• Stated goal 1
In the Kubernetes passage, what are the worker machines in a cluster called?

**** Quoted passage ****

Kubernetes (K8s) is an open-source platform designed to manage containerized applications at scale.

It automates deployment, scaling, and management, making it easier to handle complex, distributed applications in dynamic environments.

‼️𝗦𝗼 𝗵𝗼𝘄 𝗱𝗼𝗲𝘀 𝗞𝘂𝗯𝗲𝗿𝗻𝗲𝘁𝗲𝘀 𝘄𝗼𝗿𝗸?

A Kubernetes 𝗰𝗹𝘂𝘀𝘁𝗲𝗿 consists of a set of worker machines, called 𝗻𝗼𝗱𝗲𝘀, that run containerized applications.

The worker nodes host 𝗣𝗼𝗱𝘀, which are the components of your application workload. The 𝗰𝗼𝗻𝘁𝗿𝗼𝗹 𝗽𝗹𝗮𝗻𝗲 oversees the nodes and Pods, managing deployment, scaling, and maintenance.

In production environments, the control plane is distributed across multiple servers for fault-tolerance and high availability.

****

• Stated goal 2
Rewrite only the rows running from the one that contains "- vote-share-bar-fill: [639, 62, 642, 106]" down to the one that contains "- candidate-name: Joe". Change "candidate-name" to "contestant-name" and leave everything else unchanged.

**** Record excerpts ****

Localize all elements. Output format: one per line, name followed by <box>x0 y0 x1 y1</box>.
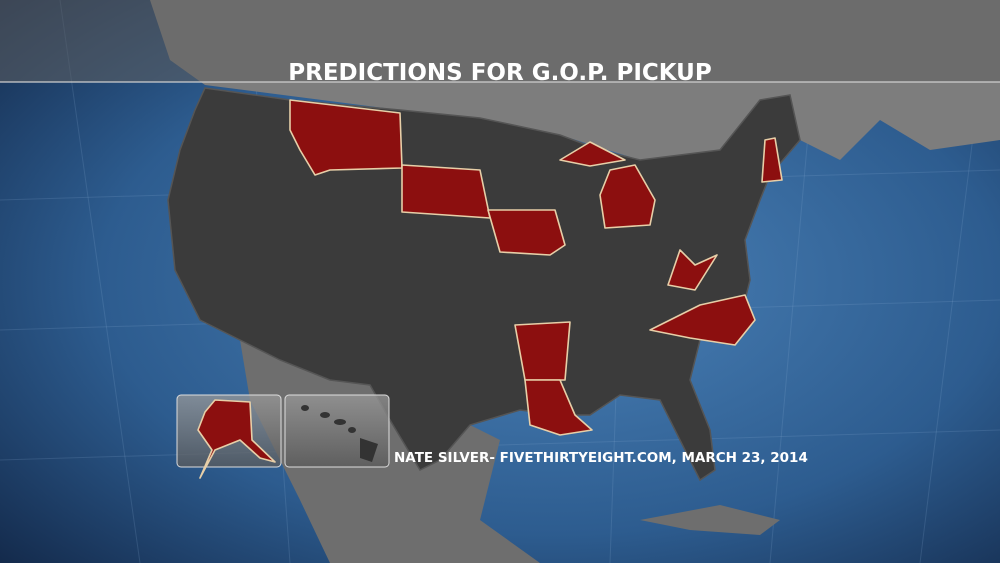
state-shape <box>524 379 593 436</box>
state-shape <box>197 399 276 479</box>
cuba <box>640 505 780 535</box>
state-shape <box>401 164 491 219</box>
state-shape <box>667 249 718 291</box>
state-shape <box>761 137 783 183</box>
credit: NATE SILVER- FIVETHIRTYEIGHT.COM, MARCH … <box>394 450 808 466</box>
state-shape <box>559 141 626 167</box>
title-band <box>0 0 1000 82</box>
state-shape <box>514 321 571 381</box>
title: PREDICTIONS FOR G.O.P. PICKUP <box>288 60 711 86</box>
state-shape <box>487 209 566 256</box>
state-shape <box>289 99 403 176</box>
hawaii-islands <box>301 405 378 462</box>
state-shape <box>649 294 756 346</box>
highlighted-states <box>289 99 783 436</box>
state-shape <box>599 164 656 229</box>
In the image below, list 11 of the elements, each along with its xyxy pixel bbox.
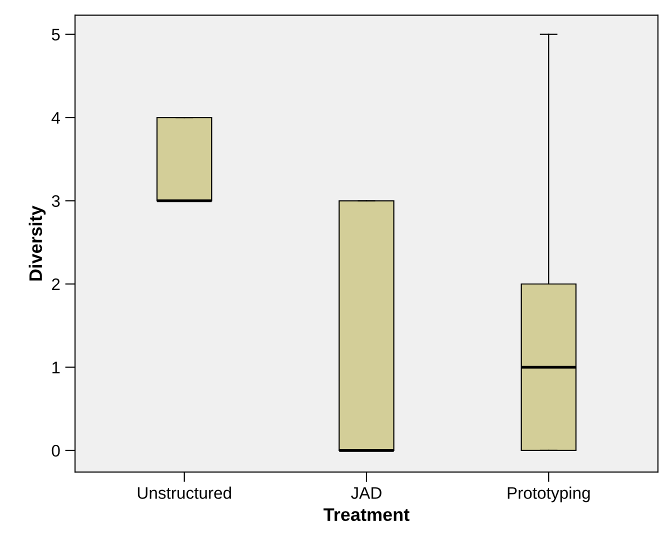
y-tick-label: 2 <box>52 278 60 290</box>
y-tick-label: 0 <box>52 444 60 457</box>
y-tick-label: 1 <box>52 362 60 374</box>
x-tick-label: Prototyping <box>508 486 590 502</box>
x-tick-label: JAD <box>351 487 382 499</box>
x-tick-label: Unstructured <box>138 486 231 499</box>
y-tick-label: 5 <box>52 28 60 41</box>
y-axis-title: Diversity <box>28 206 46 281</box>
x-axis-title: Treatment <box>324 508 410 522</box>
y-tick-label: 3 <box>52 195 60 207</box>
y-tick-label: 4 <box>52 112 60 124</box>
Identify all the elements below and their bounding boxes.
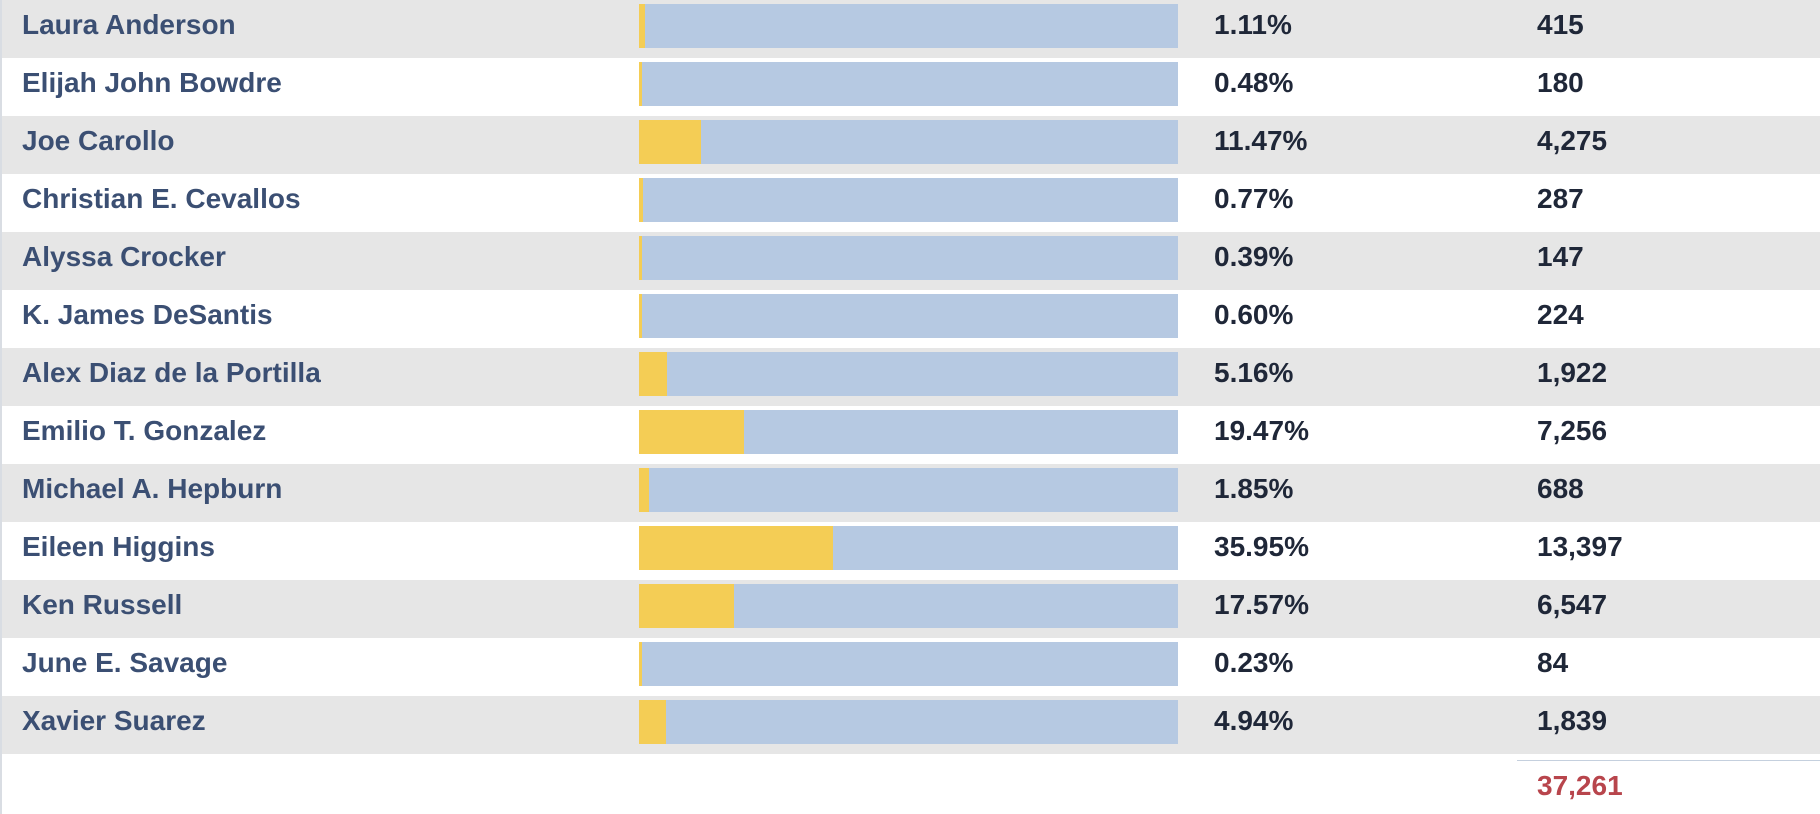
- vote-share-bar-fill: [639, 62, 642, 106]
- vote-share-bar-fill: [639, 4, 645, 48]
- vote-share-bar: [639, 410, 1178, 454]
- vote-percent: 11.47%: [1214, 125, 1308, 156]
- vote-count: 1,922: [1537, 357, 1608, 388]
- vote-percent: 1.85%: [1214, 473, 1294, 504]
- candidate-name: Emilio T. Gonzalez: [22, 415, 267, 446]
- vote-share-bar-fill: [639, 236, 642, 280]
- vote-share-bar: [639, 4, 1178, 48]
- candidate-name: Michael A. Hepburn: [22, 473, 283, 504]
- vote-count: 7,256: [1537, 415, 1608, 446]
- candidate-row: Alyssa Crocker 0.39% 147: [2, 232, 1820, 290]
- vote-share-bar-fill: [639, 526, 833, 570]
- vote-percent: 0.77%: [1214, 183, 1294, 214]
- vote-percent: 17.57%: [1214, 589, 1309, 620]
- vote-percent: 0.23%: [1214, 647, 1294, 678]
- candidate-row: Xavier Suarez 4.94% 1,839: [2, 696, 1820, 754]
- vote-share-bar: [639, 526, 1178, 570]
- vote-count: 6,547: [1537, 589, 1608, 620]
- vote-share-bar: [639, 62, 1178, 106]
- candidate-name: Laura Anderson: [22, 9, 236, 40]
- vote-share-bar-fill: [639, 410, 744, 454]
- vote-percent: 0.60%: [1214, 299, 1294, 330]
- vote-count: 688: [1537, 473, 1584, 504]
- candidate-name: Ken Russell: [22, 589, 183, 620]
- total-votes: 37,261: [1537, 770, 1623, 801]
- candidate-name: Alex Diaz de la Portilla: [22, 357, 321, 388]
- candidate-name: June E. Savage: [22, 647, 228, 678]
- vote-count: 287: [1537, 183, 1584, 214]
- candidate-name: Joe Carollo: [22, 125, 175, 156]
- vote-percent: 4.94%: [1214, 705, 1294, 736]
- vote-count: 224: [1537, 299, 1584, 330]
- vote-share-bar-fill: [639, 352, 667, 396]
- vote-share-bar: [639, 468, 1178, 512]
- candidate-row: Joe Carollo 11.47% 4,275: [2, 116, 1820, 174]
- vote-share-bar: [639, 642, 1178, 686]
- candidate-row: Elijah John Bowdre 0.48% 180: [2, 58, 1820, 116]
- vote-count: 180: [1537, 67, 1584, 98]
- candidate-row: Eileen Higgins 35.95% 13,397: [2, 522, 1820, 580]
- vote-share-bar-fill: [639, 584, 734, 628]
- vote-percent: 5.16%: [1214, 357, 1294, 388]
- vote-share-bar-fill: [639, 294, 643, 338]
- candidate-name: K. James DeSantis: [22, 299, 273, 330]
- vote-share-bar: [639, 584, 1178, 628]
- candidate-name: Christian E. Cevallos: [22, 183, 301, 214]
- vote-count: 13,397: [1537, 531, 1623, 562]
- vote-percent: 35.95%: [1214, 531, 1309, 562]
- vote-share-bar: [639, 294, 1178, 338]
- candidate-name: Alyssa Crocker: [22, 241, 226, 272]
- vote-share-bar: [639, 236, 1178, 280]
- candidate-row: Christian E. Cevallos 0.77% 287: [2, 174, 1820, 232]
- vote-share-bar: [639, 120, 1178, 164]
- candidate-row: Laura Anderson 1.11% 415: [2, 0, 1820, 58]
- vote-percent: 19.47%: [1214, 415, 1309, 446]
- vote-share-bar: [639, 178, 1178, 222]
- candidate-name: Xavier Suarez: [22, 705, 206, 736]
- vote-share-bar-fill: [639, 642, 642, 686]
- vote-share-bar-fill: [639, 120, 701, 164]
- candidate-row: K. James DeSantis 0.60% 224: [2, 290, 1820, 348]
- vote-percent: 0.48%: [1214, 67, 1294, 98]
- vote-count: 147: [1537, 241, 1584, 272]
- total-divider: [1517, 760, 1820, 761]
- candidate-rows: Laura Anderson 1.11% 415 Elijah John Bowdre…: [2, 0, 1820, 754]
- vote-share-bar-fill: [639, 700, 666, 744]
- vote-count: 4,275: [1537, 125, 1608, 156]
- total-row: 37,261: [2, 754, 1820, 814]
- vote-share-bar-fill: [639, 468, 649, 512]
- candidate-row: Michael A. Hepburn 1.85% 688: [2, 464, 1820, 522]
- vote-percent: 0.39%: [1214, 241, 1294, 272]
- vote-share-bar: [639, 352, 1178, 396]
- vote-count: 415: [1537, 9, 1584, 40]
- vote-share-bar: [639, 700, 1178, 744]
- candidate-row: Ken Russell 17.57% 6,547: [2, 580, 1820, 638]
- candidate-row: June E. Savage 0.23% 84: [2, 638, 1820, 696]
- vote-count: 84: [1537, 647, 1569, 678]
- vote-count: 1,839: [1537, 705, 1608, 736]
- candidate-name: Elijah John Bowdre: [22, 67, 282, 98]
- candidate-name: Eileen Higgins: [22, 531, 215, 562]
- vote-share-bar-fill: [639, 178, 644, 222]
- candidate-row: Emilio T. Gonzalez 19.47% 7,256: [2, 406, 1820, 464]
- vote-percent: 1.11%: [1214, 9, 1292, 40]
- candidate-row: Alex Diaz de la Portilla 5.16% 1,922: [2, 348, 1820, 406]
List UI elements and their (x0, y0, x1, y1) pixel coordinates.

****

• Complete response 1
Nodes

• Complete response 2
- vote-share-bar-fill: [639, 62, 642, 106]
- vote-share-bar-fill: [639, 4, 645, 48]
- vote-share-bar: [639, 410, 1178, 454]
- vote-percent: 11.47%: [1214, 125, 1308, 156]
- vote-count: 1,922: [1537, 357, 1608, 388]
- vote-percent: 1.85%: [1214, 473, 1294, 504]
- contestant-name: Emilio T. Gonzalez: [22, 415, 267, 446]
- vote-share-bar-fill: [639, 236, 642, 280]
- vote-share-bar: [639, 4, 1178, 48]
- contestant-name: Michael A. Hepburn: [22, 473, 283, 504]
- vote-count: 7,256: [1537, 415, 1608, 446]
- candidate-row: Alyssa Crocker 0.39% 147: [2, 232, 1820, 290]
- vote-share-bar-fill: [639, 526, 833, 570]
- vote-percent: 0.77%: [1214, 183, 1294, 214]
- vote-percent: 17.57%: [1214, 589, 1309, 620]
- vote-percent: 0.23%: [1214, 647, 1294, 678]
- candidate-row: Xavier Suarez 4.94% 1,839: [2, 696, 1820, 754]
- vote-share-bar: [639, 526, 1178, 570]
- vote-count: 6,547: [1537, 589, 1608, 620]
- vote-share-bar: [639, 62, 1178, 106]
- contestant-name: Laura Anderson: [22, 9, 236, 40]
- vote-share-bar-fill: [639, 410, 744, 454]
- vote-percent: 0.60%: [1214, 299, 1294, 330]
- vote-count: 688: [1537, 473, 1584, 504]
- contestant-name: Ken Russell: [22, 589, 183, 620]
- total-votes: 37,261: [1537, 770, 1623, 801]
- contestant-name: Alex Diaz de la Portilla: [22, 357, 321, 388]
- contestant-name: June E. Savage: [22, 647, 228, 678]
- vote-count: 287: [1537, 183, 1584, 214]
- contestant-name: Joe Carollo: [22, 125, 175, 156]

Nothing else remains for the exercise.